TEXTAUSZUG ▸

„Niemand hat die Absicht, eine Mauer zu errichten“

„Ein Zeugnis hoffnungslosen Scheiterns“ nannte Bundespräsident Frank Walter Steinmeier die „Berliner Mauer“ bei der zentralen Gedenkfeier anlässlich des 60. Jahrestages des Baus der „Berliner Mauer“.

Eine in weiten Teilen treffende Einschätzung. Man kann aber auch eine etwas selbstkritischere Haltung einnehmen. Das System „DDR“ bzw. die Berliner Mauer haben immerhin 28 Jahre lang gehalten. Bei ihrer Entstehung hat der „Westen“ mehr oder weniger tatenlos zugesehen, natürlich mit dem größten Entsetzen, gefolgt von zahllosen medienwirksamen Solidaritätsbekundungen in den Jahren danach. Aber der Reihe nach…

Die Situation vor dem Mauerbau

Im Jahr 1960 flüchteten 199.188 Menschen aus der DDR, davon drei Viertel (152.291) über die noch offene Sektorengrenze von Ost- nach West-Berlin. Auch im Januar 1961 hält der Flüchtlingsstrom an: 16.697 Menschen aus der DDR treffen im Westen ein; davon sind 47,8 Prozent Jugendliche unter 25 Jahren. Unter denen, die „rübermachen“ sind vor allem Akademiker, Wissenschaftler, Fachkräfte, Studierende. Es stellt sich ein „Arbeitskräftemangel“ ein, der in der DDR schon bald spürbar wird. Es fehlt praktisch an allem: Kartoffeln, Getreide, Stahl, Arbeitskräfte. Walter Ulbricht beschreibt es in einem Telefonat mit Nikita Chruschtschow so:

„Um die Stimmung in der DDR zu verändern, muss man der Bevölkerung die wirtschaftliche Lage erklären und Ihr eine ökonomische Perspektive aufzeigen, die sie gegenwärtig nicht hat.“

Ein folgenschweres Telefonat

Dieses Zitat ist einem Telefonat entnommen, das Ulbricht mit Chruschtschow am 01. August 1960 geführt hat. Es dauert ganze zwei Stunden und 15 Minuten. Chruschtschow hält sich mit Kritik an der DDR-Führung nicht zurück und bemängelt die desolate Wirtschaftslage, die seiner Einschätzung nach u. a. auf gravierende Fehler in der Außenhandelspolitik zurückzuführen sei. Er kritisiert aber auch die massenhafte Abwanderung von DDR-Bürger:innen in die Bundesrepublik. Die Grenzschließung ist zu diesem Zeitpunkt bereits beschlossene Sache, die Art der Umsetzung ist ebenfalls Gesprächsthema:

N. S. Chruschtschow:

„Ich habe eine technische Frage. Wie wird die Kontrolle auf den Straßen realisiert, wo eine Seite in der DDR und die andere in Westberlin liegt?“

W. Ulbricht:

„Wir haben einen bestimmten Plan. In den Häusern, die Ausgänge nach Westberlin haben, werden die vermauert. An anderen Stellen werden Stacheldrahthindernisse errichtet. Der Stacheldraht ist bereits angeliefert. Das kann alles sehr schnell geschehen. Schwieriger wird es mit dem Verkehr. Wir werden die Bahnsteige von S- und U-Bahn für das Umsteigen nach Westberlin umbauen.“

Eine der dreistesten Lügen der Geschichten

Die berühmtgewordene Antwort Ulbrichts auf eine konkrete Frage der Frankfurter Rundschau im Rahmen einer Pressekonferenz vom 15. Juni 1961 „Niemand hat die Absicht, eine Mauer zu errichten“ kann getrost als eine der dreistesten Lügen der jüngeren Geschichte bezeichnet werden.

AUFGABE ▸ Schreib den Text oben über den Bau der Berliner Mauer nach seinem letzten Satz weiter.

GEGEBENE ANGABEN ▸

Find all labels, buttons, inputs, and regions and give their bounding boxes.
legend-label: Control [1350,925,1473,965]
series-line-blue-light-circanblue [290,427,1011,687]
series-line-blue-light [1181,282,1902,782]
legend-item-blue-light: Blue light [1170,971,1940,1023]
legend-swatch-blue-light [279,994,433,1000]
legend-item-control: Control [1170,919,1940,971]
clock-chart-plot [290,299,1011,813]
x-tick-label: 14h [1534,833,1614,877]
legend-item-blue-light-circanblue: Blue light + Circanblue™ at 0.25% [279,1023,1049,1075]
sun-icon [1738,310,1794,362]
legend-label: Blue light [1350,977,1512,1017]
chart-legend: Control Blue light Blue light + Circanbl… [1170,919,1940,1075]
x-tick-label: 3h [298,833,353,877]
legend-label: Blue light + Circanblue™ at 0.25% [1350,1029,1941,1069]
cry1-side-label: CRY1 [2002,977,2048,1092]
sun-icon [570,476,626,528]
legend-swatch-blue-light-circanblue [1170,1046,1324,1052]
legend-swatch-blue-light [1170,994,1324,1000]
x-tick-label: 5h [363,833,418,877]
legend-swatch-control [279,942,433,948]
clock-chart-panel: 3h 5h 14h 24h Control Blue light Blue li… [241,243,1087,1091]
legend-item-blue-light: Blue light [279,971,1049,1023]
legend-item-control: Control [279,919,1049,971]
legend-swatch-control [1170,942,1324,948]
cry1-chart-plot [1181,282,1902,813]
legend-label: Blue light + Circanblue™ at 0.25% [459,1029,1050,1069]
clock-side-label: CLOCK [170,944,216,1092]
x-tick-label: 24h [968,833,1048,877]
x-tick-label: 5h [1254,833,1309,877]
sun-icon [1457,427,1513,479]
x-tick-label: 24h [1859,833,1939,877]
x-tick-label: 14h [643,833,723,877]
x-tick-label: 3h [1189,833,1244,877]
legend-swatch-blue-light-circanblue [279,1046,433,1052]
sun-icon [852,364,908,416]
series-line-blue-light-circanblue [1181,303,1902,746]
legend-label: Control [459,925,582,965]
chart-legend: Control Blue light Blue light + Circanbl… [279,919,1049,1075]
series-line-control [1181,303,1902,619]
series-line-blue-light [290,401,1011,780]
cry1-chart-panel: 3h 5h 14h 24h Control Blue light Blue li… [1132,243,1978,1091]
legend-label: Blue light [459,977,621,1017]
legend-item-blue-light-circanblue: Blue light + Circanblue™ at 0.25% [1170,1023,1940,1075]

ANTWORT ▸
Wie ernst die Situation war, kann man auch daran erkennen, dass mit Wirkung vom 1. August General Bruce C. Clarke, der Oberbefehlshaber der amerikanischen Truppen in Europa, die Ausgangs- und Urlaubsbestimmungen für die in Deutschland stationierten US-Soldaten verschärft. Seine Begründung: „Wenn wir eines frühen Morgens Krieg führen müssen, können wir nicht in jedem Gasthaus in Deutschland wegen unserer Soldaten anrufen."

Tatsächlich kam es nicht zum „Krieg“. Im Gegenteil. Die Reaktion des Westens war sehr zurückhaltend. Die Teilung Deutschlands gehörte mittlerweile zum Status Quo der Siegermächte.

Eine tödliche Grenze

Das, was als Schließung eines „Schlupflochs“ mit Stacheldraht begann, wuchs sich zu einer der längsten und am schärfsten beachten Grenzanlagen der Geschichte aus:

1.393 Kilometer Kontrollstreifen, Minenfelder, Wachtürme, Gräben, Hundelaufanlagen und Selbstschussautomaten. 47.000 Mann der DDR-Grenztruppen bewachten die innerdeutsche Grenze. Der Schießbefehl sollte jeglichen Fluchtversuch unterbinden. Nach aktuellen Erkenntnissen sind in der Zeit von 1949 und 1989 insgesamt 420 Menschen bei Fluchtversuchen aus der DDR getötet worden. 154 starben an der Berliner Mauer, 244 an der innerdeutschen Grenze und acht in der Ostsee, die übrigen an der DDR-Grenze zum Ausland.

Die Folgen für die Menschen

Die Bevölkerung der DDR wurde eingesperrt! Im Laufe der Zeit erfolgte eine Resignation der Menschen, eine Art Gewöhnung und ein Rückzug ins Private. Das SED-Regime schreckte allerdings auch vor der Privatsphäre nicht zurück und baute die Staatssicherheit zu einer gefährlichen und machtvollen Spionagebehörde aus, die sich auch gegen die eigene Bevölkerung richtete (meisterhaft dargestellt in dem Oscar-gekrönten Film „Das Leben der Anderen“).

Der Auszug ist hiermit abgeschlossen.